### Instruction:
Look for the word "Kurių" in the entries below, then copy every line that has it.

# # # # #

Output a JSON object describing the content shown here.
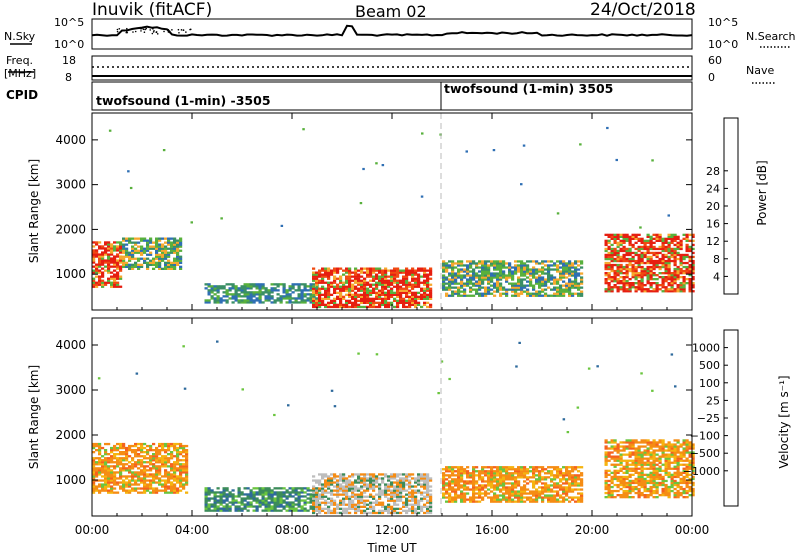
{
  "header": {
    "station": "Inuvik (fitACF)",
    "beam": "Beam 02",
    "date": "24/Oct/2018"
  },
  "noise_panel": {
    "left_label": "N.Sky",
    "left_ticks": [
      "10^5",
      "10^0"
    ],
    "right_ticks": [
      "10^5",
      "10^0"
    ],
    "right_label": "N.Search"
  },
  "freq_panel": {
    "left_label_line1": "Freq.",
    "left_label_line2": "[MHz]",
    "left_ticks": [
      "18",
      "8"
    ],
    "right_ticks": [
      "60",
      "0"
    ],
    "right_label": "Nave"
  },
  "cpid_panel": {
    "label": "CPID",
    "segments": [
      "twofsound (1-min) -3505",
      "twofsound (1-min) 3505"
    ]
  },
  "x_axis": {
    "label": "Time UT",
    "ticks": [
      "00:00",
      "04:00",
      "08:00",
      "12:00",
      "16:00",
      "20:00",
      "00:00"
    ]
  },
  "chart_data": [
    {
      "type": "heatmap",
      "title": "",
      "quantity": "Power",
      "xlabel": "Time UT",
      "ylabel": "Slant Range [km]",
      "x_range_hours": [
        0,
        24
      ],
      "y_range_km": [
        200,
        4600
      ],
      "y_ticks": [
        1000,
        2000,
        3000,
        4000
      ],
      "colorbar": {
        "label": "Power [dB]",
        "ticks": [
          "4",
          "8",
          "12",
          "16",
          "20",
          "24",
          "28"
        ],
        "colors": [
          "#1e32d2",
          "#2f6fb4",
          "#3a8f66",
          "#58b03c",
          "#9cd03a",
          "#f0dc28",
          "#f6a82e",
          "#f57c1e",
          "#f04a12",
          "#e61e10"
        ]
      },
      "echo_regions": [
        {
          "t_start": 0.0,
          "t_end": 1.2,
          "range_min": 700,
          "range_max": 1700,
          "level": "high"
        },
        {
          "t_start": 1.2,
          "t_end": 3.6,
          "range_min": 1100,
          "range_max": 1800,
          "level": "medium"
        },
        {
          "t_start": 4.5,
          "t_end": 9.0,
          "range_min": 350,
          "range_max": 800,
          "level": "low"
        },
        {
          "t_start": 8.8,
          "t_end": 13.5,
          "range_min": 250,
          "range_max": 1150,
          "level": "high"
        },
        {
          "t_start": 14.0,
          "t_end": 19.6,
          "range_min": 500,
          "range_max": 1300,
          "level": "medium"
        },
        {
          "t_start": 20.5,
          "t_end": 24.0,
          "range_min": 600,
          "range_max": 1900,
          "level": "high"
        }
      ]
    },
    {
      "type": "heatmap",
      "title": "",
      "quantity": "Velocity",
      "xlabel": "Time UT",
      "ylabel": "Slant Range [km]",
      "x_range_hours": [
        0,
        24
      ],
      "y_range_km": [
        200,
        4600
      ],
      "y_ticks": [
        1000,
        2000,
        3000,
        4000
      ],
      "colorbar": {
        "label": "Velocity [m s⁻¹]",
        "ticks": [
          "1000",
          "500",
          "100",
          "25",
          "−25",
          "−100",
          "−500",
          "−1000"
        ],
        "colors": [
          "#1a3bcc",
          "#2e6a9c",
          "#3c8c5a",
          "#6ac53e",
          "#bdbdbd",
          "#c9c9c9",
          "#f5b40f",
          "#f58c14",
          "#f5621e",
          "#f01818"
        ]
      },
      "echo_regions": [
        {
          "t_start": 0.0,
          "t_end": 3.8,
          "range_min": 700,
          "range_max": 1800,
          "level": "negative"
        },
        {
          "t_start": 4.5,
          "t_end": 9.0,
          "range_min": 300,
          "range_max": 800,
          "level": "positive"
        },
        {
          "t_start": 8.8,
          "t_end": 13.5,
          "range_min": 250,
          "range_max": 1150,
          "level": "near-zero"
        },
        {
          "t_start": 14.0,
          "t_end": 19.6,
          "range_min": 500,
          "range_max": 1300,
          "level": "negative"
        },
        {
          "t_start": 20.5,
          "t_end": 24.0,
          "range_min": 600,
          "range_max": 1900,
          "level": "negative"
        }
      ]
    }
  ]
}
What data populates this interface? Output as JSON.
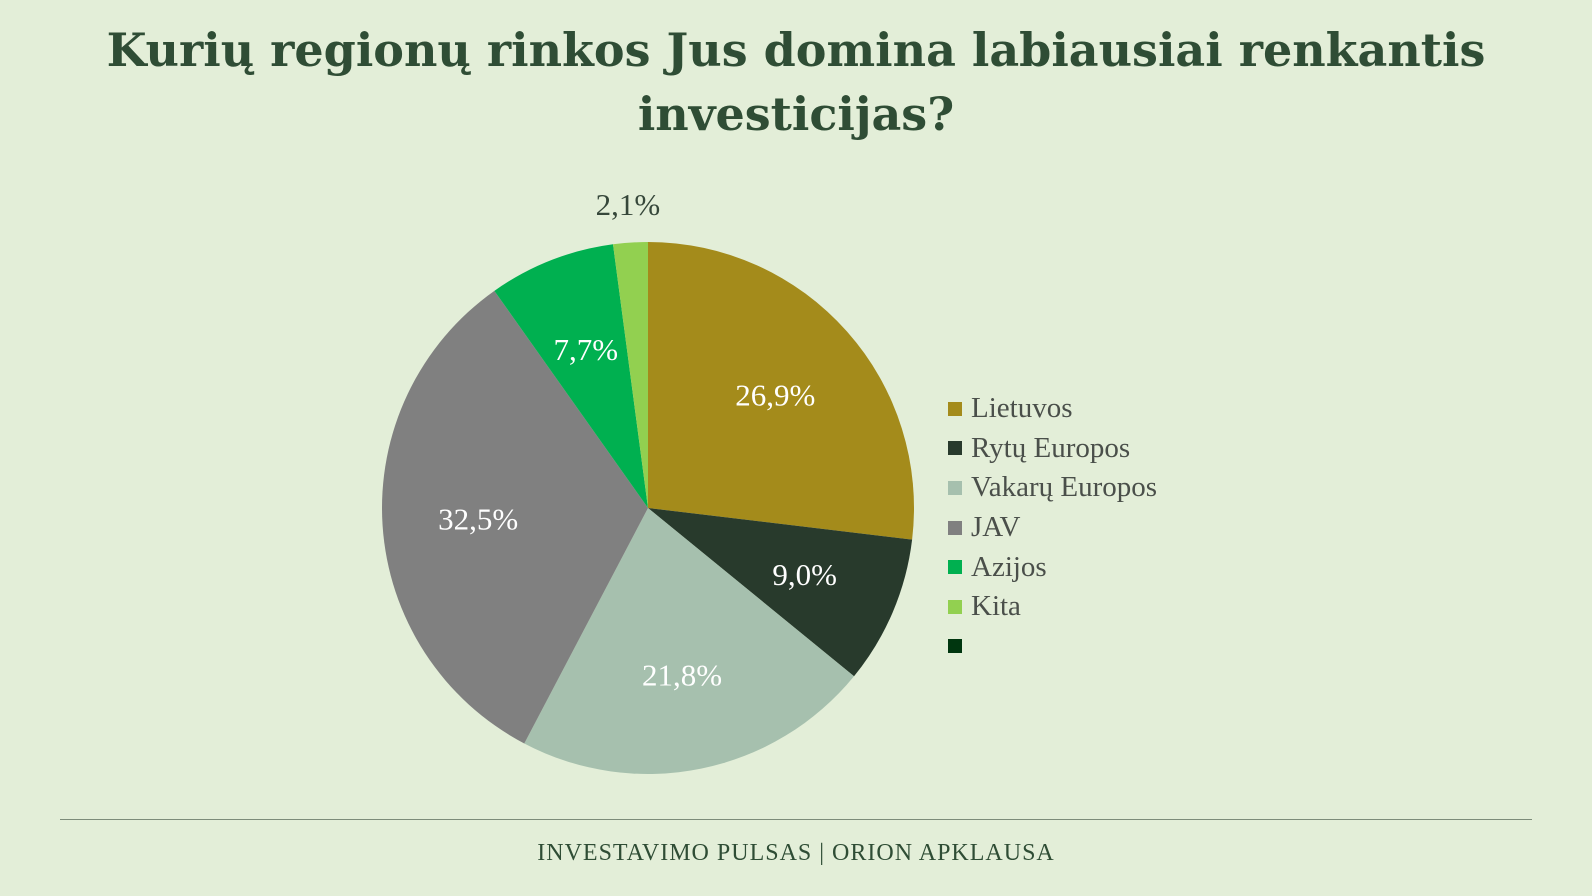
{
  "title_lines": [
    "Kurių regionų rinkos Jus domina labiausiai renkantis",
    "investicijas?"
  ],
  "footer": "INVESTAVIMO PULSAS | ORION APKLAUSA",
  "chart_data": {
    "type": "pie",
    "title": "Kurių regionų rinkos Jus domina labiausiai renkantis investicijas?",
    "legend_position": "right",
    "start": "top, clockwise",
    "series": [
      {
        "name": "Lietuvos",
        "value": 26.9,
        "label": "26,9%",
        "color": "#a48b1b",
        "label_color": "#ffffff"
      },
      {
        "name": "Rytų Europos",
        "value": 9.0,
        "label": "9,0%",
        "color": "#283a2c",
        "label_color": "#ffffff"
      },
      {
        "name": "Vakarų Europos",
        "value": 21.8,
        "label": "21,8%",
        "color": "#a6c0ae",
        "label_color": "#ffffff"
      },
      {
        "name": "JAV",
        "value": 32.5,
        "label": "32,5%",
        "color": "#808080",
        "label_color": "#ffffff"
      },
      {
        "name": "Azijos",
        "value": 7.7,
        "label": "7,7%",
        "color": "#00b050",
        "label_color": "#ffffff"
      },
      {
        "name": "Kita",
        "value": 2.1,
        "label": "2,1%",
        "color": "#92d050",
        "label_color": "#36473a"
      },
      {
        "name": "",
        "value": 0,
        "label": "",
        "color": "#00360f",
        "label_color": "#ffffff"
      }
    ]
  }
}
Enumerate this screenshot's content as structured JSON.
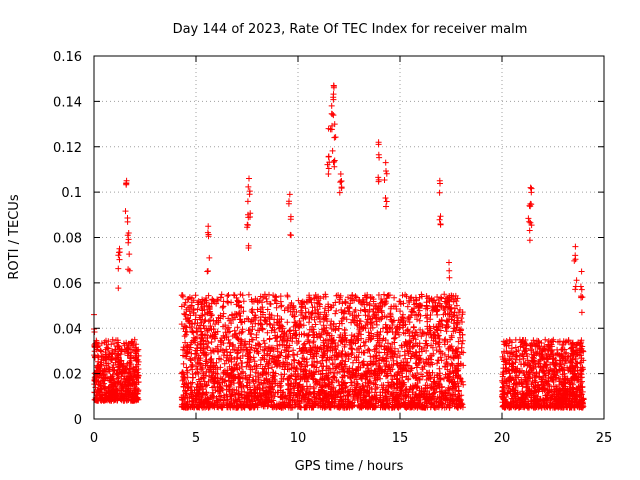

# # # # #

### Expected answer:
    "Kurių regionų rinkos Jus domina labiausiai renkantis",
    "title": "Kurių regionų rinkos Jus domina labiausiai renkantis investicijas?",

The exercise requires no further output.